Aim:
Check each line of the records for "previous"; collect those that have it.

Dataset entries
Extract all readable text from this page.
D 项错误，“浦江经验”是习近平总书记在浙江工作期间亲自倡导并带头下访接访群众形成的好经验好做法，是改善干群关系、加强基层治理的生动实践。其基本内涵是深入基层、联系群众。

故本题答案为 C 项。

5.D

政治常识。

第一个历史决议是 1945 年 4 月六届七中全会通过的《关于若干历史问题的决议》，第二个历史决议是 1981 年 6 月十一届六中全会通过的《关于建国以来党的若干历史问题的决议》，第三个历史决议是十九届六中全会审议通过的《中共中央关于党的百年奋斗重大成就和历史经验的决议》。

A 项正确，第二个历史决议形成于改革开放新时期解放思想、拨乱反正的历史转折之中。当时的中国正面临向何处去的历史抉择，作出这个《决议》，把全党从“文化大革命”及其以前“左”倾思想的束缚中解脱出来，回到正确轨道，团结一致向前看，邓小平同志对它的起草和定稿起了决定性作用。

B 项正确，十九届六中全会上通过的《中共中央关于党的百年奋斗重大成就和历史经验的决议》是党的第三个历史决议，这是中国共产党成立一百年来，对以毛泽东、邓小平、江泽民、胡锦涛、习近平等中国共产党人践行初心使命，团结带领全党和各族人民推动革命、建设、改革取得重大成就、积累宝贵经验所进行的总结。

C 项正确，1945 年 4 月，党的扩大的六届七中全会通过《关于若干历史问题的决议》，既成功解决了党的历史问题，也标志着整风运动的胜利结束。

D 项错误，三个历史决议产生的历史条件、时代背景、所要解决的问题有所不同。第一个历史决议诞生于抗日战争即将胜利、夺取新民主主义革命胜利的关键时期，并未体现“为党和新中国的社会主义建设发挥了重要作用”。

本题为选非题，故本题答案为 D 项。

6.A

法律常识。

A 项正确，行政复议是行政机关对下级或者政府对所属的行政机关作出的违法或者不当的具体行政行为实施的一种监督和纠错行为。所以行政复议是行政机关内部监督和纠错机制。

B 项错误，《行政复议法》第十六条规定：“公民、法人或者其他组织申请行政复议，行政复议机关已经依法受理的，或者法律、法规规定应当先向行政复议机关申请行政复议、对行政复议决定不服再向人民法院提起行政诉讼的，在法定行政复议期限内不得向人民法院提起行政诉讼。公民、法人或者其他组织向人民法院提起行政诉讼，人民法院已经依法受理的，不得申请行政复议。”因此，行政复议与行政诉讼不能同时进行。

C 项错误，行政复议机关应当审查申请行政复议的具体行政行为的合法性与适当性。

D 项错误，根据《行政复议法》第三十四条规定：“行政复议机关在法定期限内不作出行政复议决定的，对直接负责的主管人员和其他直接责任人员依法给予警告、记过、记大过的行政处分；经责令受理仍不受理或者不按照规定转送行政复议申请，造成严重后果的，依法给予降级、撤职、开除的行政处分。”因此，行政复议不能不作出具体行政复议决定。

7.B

...

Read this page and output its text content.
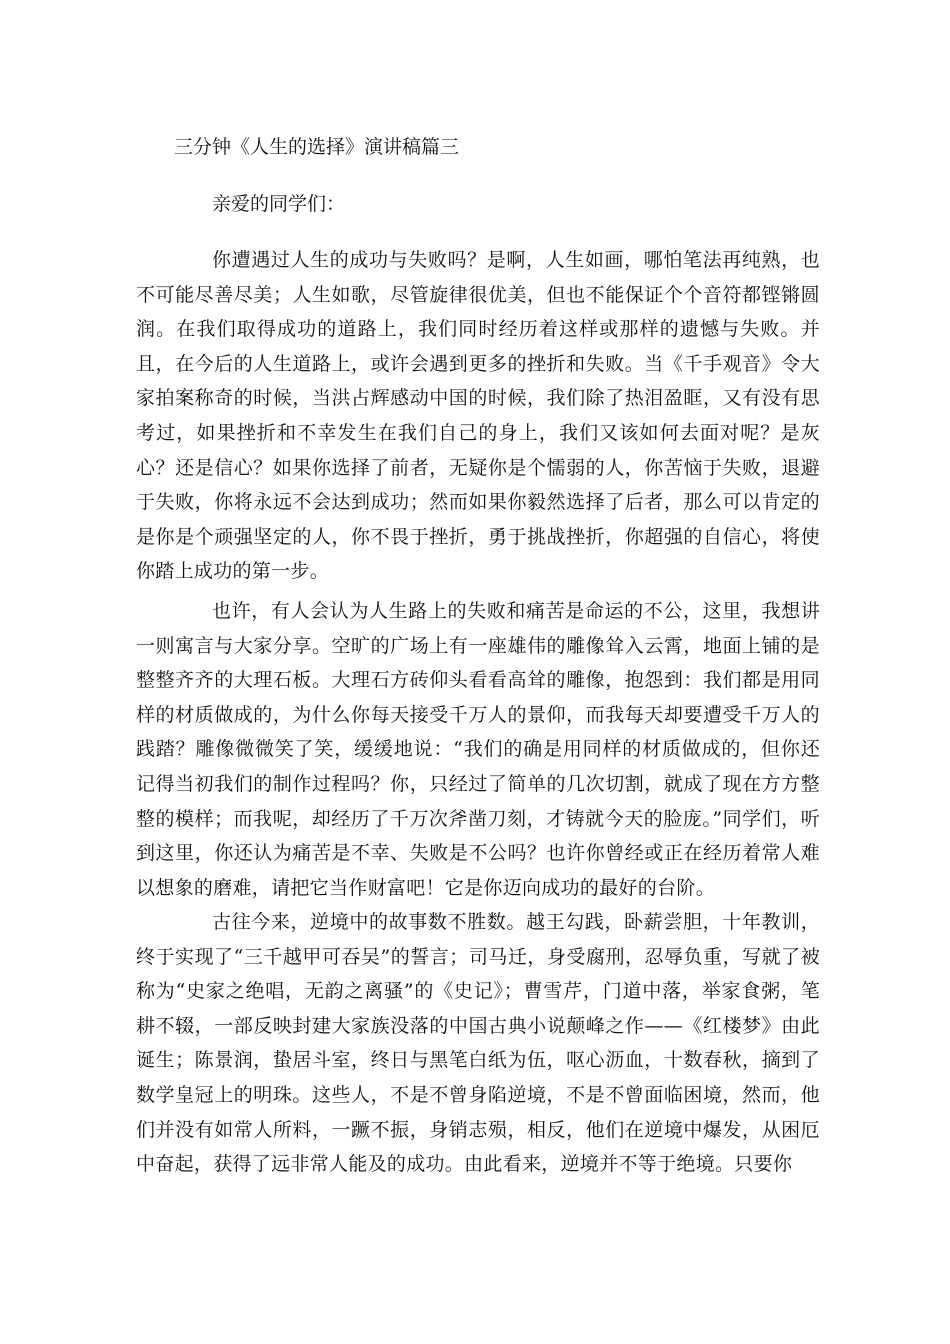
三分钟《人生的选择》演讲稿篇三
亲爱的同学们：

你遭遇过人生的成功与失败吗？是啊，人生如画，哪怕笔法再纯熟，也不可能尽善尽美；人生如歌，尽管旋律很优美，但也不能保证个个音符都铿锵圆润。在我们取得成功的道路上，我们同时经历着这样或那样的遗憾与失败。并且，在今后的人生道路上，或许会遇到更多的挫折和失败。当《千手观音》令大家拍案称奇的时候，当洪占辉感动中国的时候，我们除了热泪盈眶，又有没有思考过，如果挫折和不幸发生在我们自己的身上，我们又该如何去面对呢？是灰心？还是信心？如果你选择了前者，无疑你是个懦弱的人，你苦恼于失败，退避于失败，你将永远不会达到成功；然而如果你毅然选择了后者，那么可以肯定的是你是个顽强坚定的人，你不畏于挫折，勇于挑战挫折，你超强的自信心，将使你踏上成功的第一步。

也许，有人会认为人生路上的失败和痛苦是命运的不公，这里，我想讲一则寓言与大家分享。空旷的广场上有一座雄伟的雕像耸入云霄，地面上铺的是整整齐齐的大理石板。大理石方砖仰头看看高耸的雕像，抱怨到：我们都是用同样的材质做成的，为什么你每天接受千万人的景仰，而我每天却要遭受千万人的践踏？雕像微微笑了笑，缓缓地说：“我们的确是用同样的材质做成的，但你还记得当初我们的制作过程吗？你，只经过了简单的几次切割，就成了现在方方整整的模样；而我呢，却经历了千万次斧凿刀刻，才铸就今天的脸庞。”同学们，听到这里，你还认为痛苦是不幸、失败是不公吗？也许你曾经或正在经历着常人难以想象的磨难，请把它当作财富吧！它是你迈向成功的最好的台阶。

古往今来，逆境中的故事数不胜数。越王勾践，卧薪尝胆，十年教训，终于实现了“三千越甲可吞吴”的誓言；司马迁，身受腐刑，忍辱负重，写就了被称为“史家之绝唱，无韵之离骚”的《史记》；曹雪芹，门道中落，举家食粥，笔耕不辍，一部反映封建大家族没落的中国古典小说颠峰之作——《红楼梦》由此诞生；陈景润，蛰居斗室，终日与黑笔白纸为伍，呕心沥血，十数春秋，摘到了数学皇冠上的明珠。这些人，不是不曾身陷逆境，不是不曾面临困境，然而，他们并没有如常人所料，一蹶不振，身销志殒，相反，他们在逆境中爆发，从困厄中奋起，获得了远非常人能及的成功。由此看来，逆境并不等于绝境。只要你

---

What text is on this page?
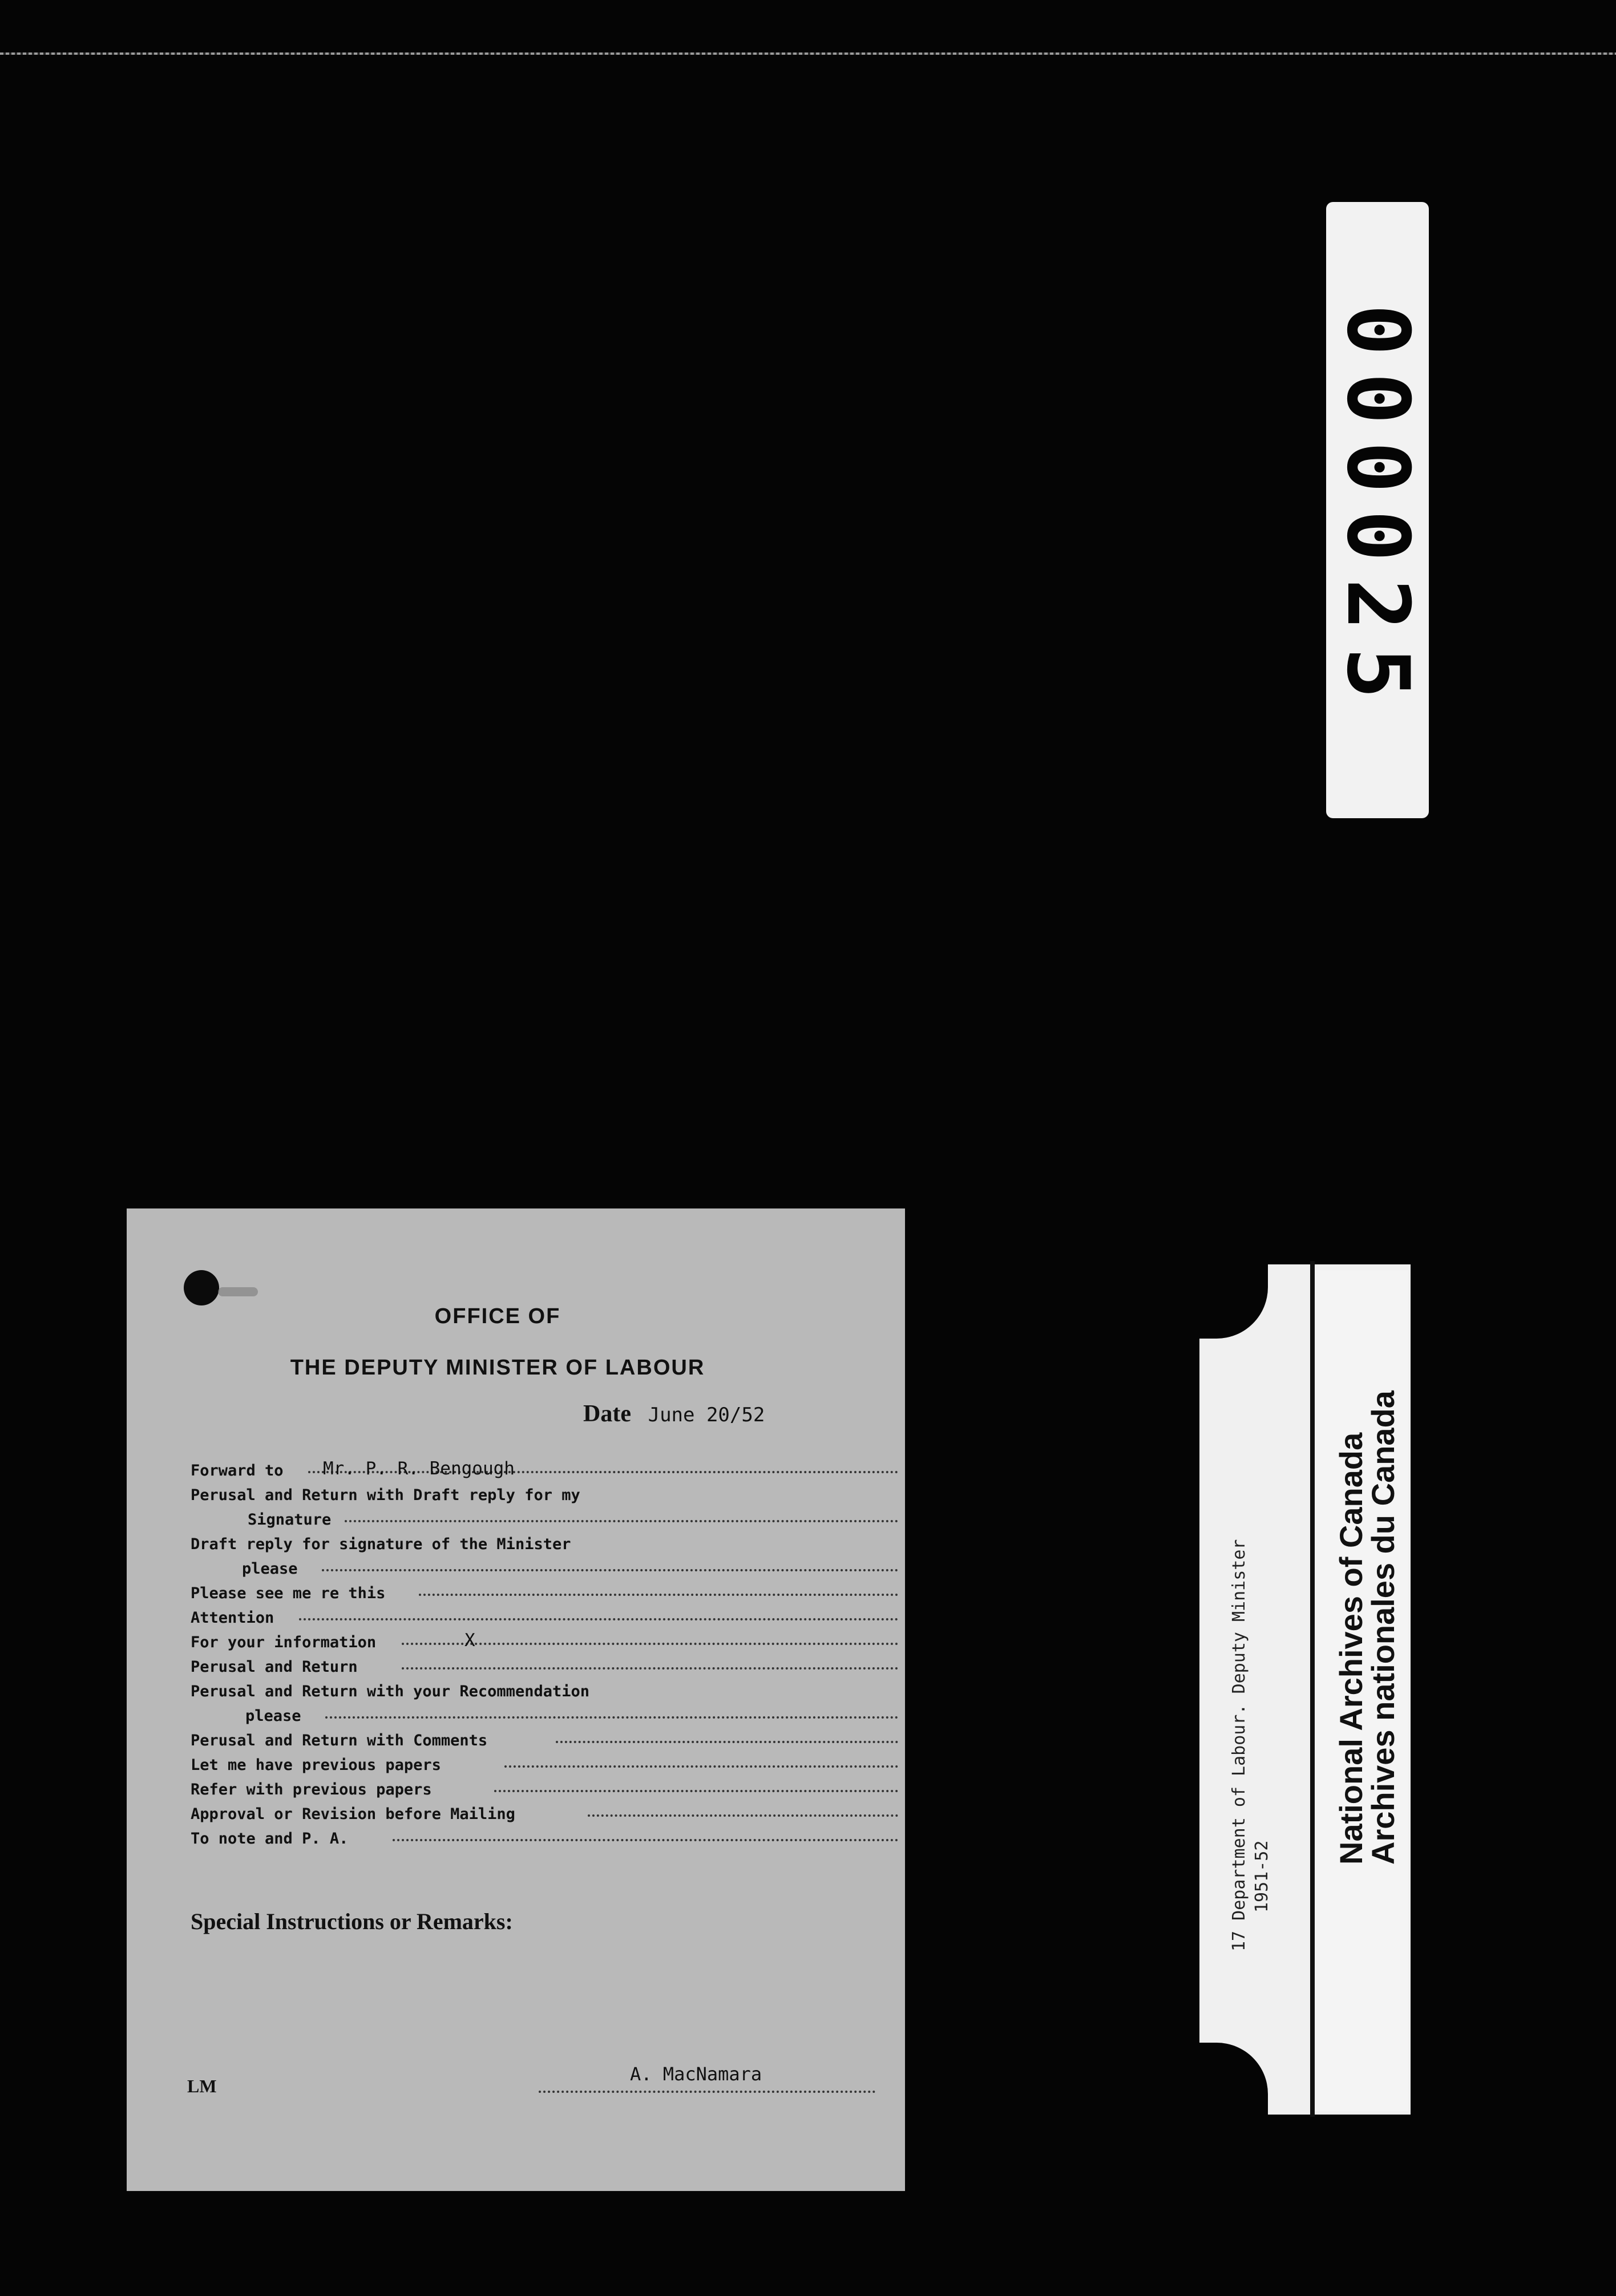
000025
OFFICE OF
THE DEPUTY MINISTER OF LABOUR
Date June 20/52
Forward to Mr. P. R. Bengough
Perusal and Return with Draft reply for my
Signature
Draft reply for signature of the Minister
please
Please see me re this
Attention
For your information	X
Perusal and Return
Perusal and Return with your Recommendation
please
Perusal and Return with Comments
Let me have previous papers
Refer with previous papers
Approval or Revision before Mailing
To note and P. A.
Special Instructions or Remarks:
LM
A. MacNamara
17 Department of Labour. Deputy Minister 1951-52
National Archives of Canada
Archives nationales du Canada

Complete answer:
Let me have previous papers
Refer with previous papers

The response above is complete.